**Work to be completed:** I need the records below retyped exactly.

****************************************

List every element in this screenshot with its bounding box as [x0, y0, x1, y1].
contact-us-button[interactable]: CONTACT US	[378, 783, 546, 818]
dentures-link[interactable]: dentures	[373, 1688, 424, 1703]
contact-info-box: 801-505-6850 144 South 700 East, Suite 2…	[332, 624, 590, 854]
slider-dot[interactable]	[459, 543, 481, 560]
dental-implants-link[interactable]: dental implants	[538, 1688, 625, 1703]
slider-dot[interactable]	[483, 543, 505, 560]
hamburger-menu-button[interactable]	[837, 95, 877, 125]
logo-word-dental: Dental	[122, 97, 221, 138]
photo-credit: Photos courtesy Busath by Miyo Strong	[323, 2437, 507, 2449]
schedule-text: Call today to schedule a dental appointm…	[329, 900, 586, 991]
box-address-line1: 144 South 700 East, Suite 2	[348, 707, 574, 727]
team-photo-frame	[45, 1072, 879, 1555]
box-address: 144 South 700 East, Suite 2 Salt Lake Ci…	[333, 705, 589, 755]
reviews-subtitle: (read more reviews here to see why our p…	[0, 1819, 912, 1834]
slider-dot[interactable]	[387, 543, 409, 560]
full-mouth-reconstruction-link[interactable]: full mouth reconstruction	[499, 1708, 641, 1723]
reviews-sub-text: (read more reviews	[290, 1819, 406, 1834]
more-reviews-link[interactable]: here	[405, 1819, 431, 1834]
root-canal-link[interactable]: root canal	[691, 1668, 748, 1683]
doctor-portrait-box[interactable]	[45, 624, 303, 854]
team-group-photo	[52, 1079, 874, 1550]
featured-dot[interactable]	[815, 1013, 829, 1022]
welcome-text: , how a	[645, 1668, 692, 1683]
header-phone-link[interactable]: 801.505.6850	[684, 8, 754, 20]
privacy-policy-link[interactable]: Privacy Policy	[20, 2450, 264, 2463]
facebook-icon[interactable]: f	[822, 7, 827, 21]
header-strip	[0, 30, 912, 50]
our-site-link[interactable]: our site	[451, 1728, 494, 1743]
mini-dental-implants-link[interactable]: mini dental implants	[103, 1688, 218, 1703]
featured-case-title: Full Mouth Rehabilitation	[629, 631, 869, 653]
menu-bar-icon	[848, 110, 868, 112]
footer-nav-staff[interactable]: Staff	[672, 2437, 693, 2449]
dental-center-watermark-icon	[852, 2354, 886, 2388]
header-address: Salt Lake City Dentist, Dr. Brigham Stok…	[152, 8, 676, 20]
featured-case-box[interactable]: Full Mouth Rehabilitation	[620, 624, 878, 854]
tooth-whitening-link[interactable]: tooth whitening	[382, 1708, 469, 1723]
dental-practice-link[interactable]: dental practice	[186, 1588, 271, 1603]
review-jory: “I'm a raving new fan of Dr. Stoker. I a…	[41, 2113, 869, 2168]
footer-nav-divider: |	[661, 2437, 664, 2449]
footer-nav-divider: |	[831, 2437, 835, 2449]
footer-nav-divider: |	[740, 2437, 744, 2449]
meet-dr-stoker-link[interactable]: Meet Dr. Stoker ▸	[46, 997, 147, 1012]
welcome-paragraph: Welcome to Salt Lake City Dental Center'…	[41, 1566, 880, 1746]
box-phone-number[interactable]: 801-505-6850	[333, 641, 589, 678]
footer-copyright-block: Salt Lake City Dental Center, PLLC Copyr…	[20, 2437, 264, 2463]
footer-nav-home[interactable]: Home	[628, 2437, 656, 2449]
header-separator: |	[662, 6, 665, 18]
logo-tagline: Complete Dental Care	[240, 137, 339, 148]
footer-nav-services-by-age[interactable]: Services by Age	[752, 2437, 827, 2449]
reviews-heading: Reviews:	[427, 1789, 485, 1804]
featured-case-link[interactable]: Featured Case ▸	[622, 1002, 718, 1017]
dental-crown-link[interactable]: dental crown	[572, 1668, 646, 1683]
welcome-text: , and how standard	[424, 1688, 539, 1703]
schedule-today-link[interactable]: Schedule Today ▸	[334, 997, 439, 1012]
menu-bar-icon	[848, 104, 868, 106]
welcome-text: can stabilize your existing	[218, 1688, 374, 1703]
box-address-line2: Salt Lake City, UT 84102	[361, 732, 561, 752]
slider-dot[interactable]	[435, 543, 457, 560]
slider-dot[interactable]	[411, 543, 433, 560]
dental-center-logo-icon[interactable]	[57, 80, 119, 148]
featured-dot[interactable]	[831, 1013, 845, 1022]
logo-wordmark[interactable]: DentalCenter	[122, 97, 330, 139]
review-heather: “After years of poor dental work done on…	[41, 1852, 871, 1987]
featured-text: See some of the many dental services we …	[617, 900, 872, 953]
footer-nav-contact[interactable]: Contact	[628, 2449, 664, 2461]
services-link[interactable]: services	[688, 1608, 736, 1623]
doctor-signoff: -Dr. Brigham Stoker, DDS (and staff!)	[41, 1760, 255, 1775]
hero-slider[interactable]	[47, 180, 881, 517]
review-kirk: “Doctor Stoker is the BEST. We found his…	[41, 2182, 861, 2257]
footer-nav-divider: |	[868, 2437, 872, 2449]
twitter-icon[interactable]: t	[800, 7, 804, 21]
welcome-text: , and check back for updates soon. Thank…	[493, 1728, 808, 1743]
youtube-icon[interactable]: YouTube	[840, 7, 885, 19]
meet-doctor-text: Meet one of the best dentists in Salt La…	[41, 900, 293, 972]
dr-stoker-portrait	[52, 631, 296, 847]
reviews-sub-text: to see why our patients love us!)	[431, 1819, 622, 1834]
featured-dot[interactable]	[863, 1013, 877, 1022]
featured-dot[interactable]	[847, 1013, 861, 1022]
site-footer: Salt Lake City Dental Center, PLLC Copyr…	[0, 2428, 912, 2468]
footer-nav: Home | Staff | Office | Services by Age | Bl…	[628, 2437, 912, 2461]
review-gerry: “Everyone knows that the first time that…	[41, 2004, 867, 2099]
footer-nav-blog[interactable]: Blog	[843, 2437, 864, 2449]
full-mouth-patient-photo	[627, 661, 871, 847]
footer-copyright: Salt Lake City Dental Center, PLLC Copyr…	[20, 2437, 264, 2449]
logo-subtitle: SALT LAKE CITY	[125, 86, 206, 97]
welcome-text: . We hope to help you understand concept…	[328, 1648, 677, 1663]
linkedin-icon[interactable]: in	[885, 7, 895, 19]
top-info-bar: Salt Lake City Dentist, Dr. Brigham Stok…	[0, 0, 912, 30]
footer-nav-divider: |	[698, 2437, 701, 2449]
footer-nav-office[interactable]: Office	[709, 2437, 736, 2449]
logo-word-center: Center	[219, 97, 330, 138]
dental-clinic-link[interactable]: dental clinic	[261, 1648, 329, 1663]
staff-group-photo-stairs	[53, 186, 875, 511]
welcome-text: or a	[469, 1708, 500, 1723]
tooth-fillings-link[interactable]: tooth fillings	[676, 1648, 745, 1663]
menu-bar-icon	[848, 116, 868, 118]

****************************************

**Exercise response:**
List every element in this screenshot with its bounding box as [x0, y0, x1, y1].
contact-us-button[interactable]: CONTACT US	[378, 783, 546, 818]
dentures-link[interactable]: dentures	[373, 1688, 424, 1703]
contact-info-box: 801-505-6850 144 South 700 East, Suite 2…	[332, 624, 590, 854]
slider-dot[interactable]	[459, 543, 481, 560]
dental-implants-link[interactable]: dental implants	[538, 1688, 625, 1703]
slider-dot[interactable]	[483, 543, 505, 560]
hamburger-menu-button[interactable]	[837, 95, 877, 125]
logo-word-dental: Dental	[122, 97, 221, 138]
photo-credit: Photos courtesy Busath by Miyo Strong	[323, 2437, 507, 2449]
schedule-text: Call today to schedule a dental appointm…	[329, 900, 586, 991]
box-address-line1: 144 South 700 East, Suite 2	[348, 707, 574, 727]
team-photo-frame	[45, 1072, 879, 1555]
box-address: 144 South 700 East, Suite 2 Salt Lake Ci…	[333, 705, 589, 755]
reviews-subtitle: (read more reviews here to see why our p…	[0, 1819, 912, 1834]
slider-dot[interactable]	[387, 543, 409, 560]
full-mouth-reconstruction-link[interactable]: full mouth reconstruction	[499, 1708, 641, 1723]
reviews-sub-text: (read more reviews	[290, 1819, 406, 1834]
more-reviews-link[interactable]: here	[405, 1819, 431, 1834]
root-canal-link[interactable]: root canal	[691, 1668, 748, 1683]
doctor-portrait-box[interactable]	[45, 624, 303, 854]
team-group-photo	[52, 1079, 874, 1550]
featured-dot[interactable]	[815, 1013, 829, 1022]
welcome-text: , how a	[645, 1668, 692, 1683]
header-phone-link[interactable]: 801.505.6850	[684, 8, 754, 20]
privacy-policy-link[interactable]: Privacy Policy	[20, 2450, 264, 2463]
facebook-icon[interactable]: f	[822, 7, 827, 21]
header-strip	[0, 30, 912, 50]
our-site-link[interactable]: our site	[451, 1728, 494, 1743]
mini-dental-implants-link[interactable]: mini dental implants	[103, 1688, 218, 1703]
featured-case-title: Full Mouth Rehabilitation	[629, 631, 869, 653]
menu-bar-icon	[848, 110, 868, 112]
footer-nav-staff[interactable]: Staff	[672, 2437, 693, 2449]
dental-center-watermark-icon	[852, 2354, 886, 2388]
header-address: Salt Lake City Dentist, Dr. Brigham Stok…	[152, 8, 676, 20]
featured-case-box[interactable]: Full Mouth Rehabilitation	[620, 624, 878, 854]
tooth-whitening-link[interactable]: tooth whitening	[382, 1708, 469, 1723]
dental-practice-link[interactable]: dental practice	[186, 1588, 271, 1603]
review-jory: “I'm a raving new fan of Dr. Stoker. I a…	[41, 2113, 869, 2168]
footer-nav-divider: |	[661, 2437, 664, 2449]
footer-nav-divider: |	[831, 2437, 835, 2449]
footer-nav-divider: |	[740, 2437, 744, 2449]
meet-dr-stoker-link[interactable]: Meet Dr. Stoker ▸	[46, 997, 147, 1012]
welcome-paragraph: Welcome to Salt Lake City Dental Center'…	[41, 1566, 880, 1746]
box-phone-number[interactable]: 801-505-6850	[333, 641, 589, 678]
footer-copyright-block: Salt Lake City Dental Center, PLLC Copyr…	[20, 2437, 264, 2463]
footer-nav-home[interactable]: Home	[628, 2437, 656, 2449]
header-separator: |	[662, 6, 665, 18]
logo-tagline: Complete Dental Care	[240, 137, 339, 148]
footer-nav-services-by-age[interactable]: Services by Age	[752, 2437, 827, 2449]
reviews-heading: Reviews:	[427, 1789, 485, 1804]
featured-case-link[interactable]: Featured Case ▸	[622, 1002, 718, 1017]
dental-crown-link[interactable]: dental crown	[572, 1668, 646, 1683]
welcome-text: , and how standard	[424, 1688, 539, 1703]
schedule-today-link[interactable]: Schedule Today ▸	[334, 997, 439, 1012]
menu-bar-icon	[848, 104, 868, 106]
welcome-text: can stabilize your existing	[218, 1688, 374, 1703]
box-address-line2: Salt Lake City, UT 84102	[361, 732, 561, 752]
slider-dot[interactable]	[435, 543, 457, 560]
slider-dot[interactable]	[411, 543, 433, 560]
dental-center-logo-icon[interactable]	[57, 80, 119, 148]
featured-dot[interactable]	[831, 1013, 845, 1022]
logo-wordmark[interactable]: DentalCenter	[122, 97, 330, 139]
review-heather: “After years of poor dental work done on…	[41, 1852, 871, 1987]
featured-text: See some of the many dental services we …	[617, 900, 872, 953]
footer-nav-contact[interactable]: Contact	[628, 2449, 664, 2461]
services-link[interactable]: services	[688, 1608, 736, 1623]
doctor-signoff: -Dr. Brigham Stoker, DDS (and staff!)	[41, 1760, 255, 1775]
hero-slider[interactable]	[47, 180, 881, 517]
review-kirk: “Doctor Stoker is the BEST. We found his…	[41, 2182, 861, 2257]
footer-nav-divider: |	[868, 2437, 872, 2449]
twitter-icon[interactable]: t	[800, 7, 804, 21]
welcome-text: , and check back for updates soon. Thank…	[493, 1728, 808, 1743]
youtube-icon[interactable]: YouTube	[840, 7, 885, 19]
meet-doctor-text: Meet one of the best dentists in Salt La…	[41, 900, 293, 972]
dr-stoker-portrait	[52, 631, 296, 847]
reviews-sub-text: to see why our patients love us!)	[431, 1819, 622, 1834]
featured-dot[interactable]	[863, 1013, 877, 1022]
featured-dot[interactable]	[847, 1013, 861, 1022]
site-footer: Salt Lake City Dental Center, PLLC Copyr…	[0, 2428, 912, 2468]
footer-nav: Home | Staff | Office | Services by Age | Bl…	[628, 2437, 912, 2461]
review-gerry: “Everyone knows that the first time that…	[41, 2004, 867, 2099]
footer-nav-blog[interactable]: Blog	[843, 2437, 864, 2449]
full-mouth-patient-photo	[627, 661, 871, 847]
footer-copyright: Salt Lake City Dental Center, PLLC Copyr…	[20, 2437, 264, 2449]
logo-subtitle: SALT LAKE CITY	[125, 86, 206, 97]
welcome-text: . We hope to help you understand concept…	[328, 1648, 677, 1663]
linkedin-icon[interactable]: in	[885, 7, 895, 19]
top-info-bar: Salt Lake City Dentist, Dr. Brigham Stok…	[0, 0, 912, 30]
footer-nav-divider: |	[698, 2437, 701, 2449]
footer-nav-office[interactable]: Office	[709, 2437, 736, 2449]
logo-word-center: Center	[219, 97, 330, 138]
dental-clinic-link[interactable]: dental clinic	[261, 1648, 329, 1663]
staff-group-photo-stairs	[53, 186, 875, 511]
welcome-text: or a	[469, 1708, 500, 1723]
tooth-fillings-link[interactable]: tooth fillings	[676, 1648, 745, 1663]
menu-bar-icon	[848, 116, 868, 118]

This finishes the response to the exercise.